** start of Material to process **

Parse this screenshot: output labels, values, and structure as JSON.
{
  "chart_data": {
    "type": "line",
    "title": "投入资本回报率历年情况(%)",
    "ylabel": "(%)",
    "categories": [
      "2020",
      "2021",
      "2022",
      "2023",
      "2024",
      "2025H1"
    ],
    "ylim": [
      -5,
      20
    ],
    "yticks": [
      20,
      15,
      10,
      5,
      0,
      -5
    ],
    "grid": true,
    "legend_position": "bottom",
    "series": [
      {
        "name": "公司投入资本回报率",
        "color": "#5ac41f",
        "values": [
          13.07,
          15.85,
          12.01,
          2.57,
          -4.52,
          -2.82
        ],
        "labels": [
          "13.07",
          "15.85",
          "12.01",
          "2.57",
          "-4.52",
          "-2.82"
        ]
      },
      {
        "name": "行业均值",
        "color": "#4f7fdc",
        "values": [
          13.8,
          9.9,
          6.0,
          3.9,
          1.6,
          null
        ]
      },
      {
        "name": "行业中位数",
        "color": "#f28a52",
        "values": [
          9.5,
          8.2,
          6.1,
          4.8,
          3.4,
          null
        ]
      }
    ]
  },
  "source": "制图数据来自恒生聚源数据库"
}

** end of Material to process **

# Work required
Reproduce each entry from the records above, character for character.

# Task solution
Parse this screenshot: output labels, values, and structure as JSON.
{
  "chart_data": {
    "type": "line",
    "title": "投入资本回报率历年情况(%)",
    "ylabel": "(%)",
    "categories": [
      "2020",
      "2021",
      "2022",
      "2023",
      "2024",
      "2025H1"
    ],
    "ylim": [
      -5,
      20
    ],
    "yticks": [
      20,
      15,
      10,
      5,
      0,
      -5
    ],
    "grid": true,
    "legend_position": "bottom",
    "series": [
      {
        "name": "公司投入资本回报率",
        "color": "#5ac41f",
        "values": [
          13.07,
          15.85,
          12.01,
          2.57,
          -4.52,
          -2.82
        ],
        "labels": [
          "13.07",
          "15.85",
          "12.01",
          "2.57",
          "-4.52",
          "-2.82"
        ]
      },
      {
        "name": "行业均值",
        "color": "#4f7fdc",
        "values": [
          13.8,
          9.9,
          6.0,
          3.9,
          1.6,
          null
        ]
      },
      {
        "name": "行业中位数",
        "color": "#f28a52",
        "values": [
          9.5,
          8.2,
          6.1,
          4.8,
          3.4,
          null
        ]
      }
    ]
  },
  "source": "制图数据来自恒生聚源数据库"
}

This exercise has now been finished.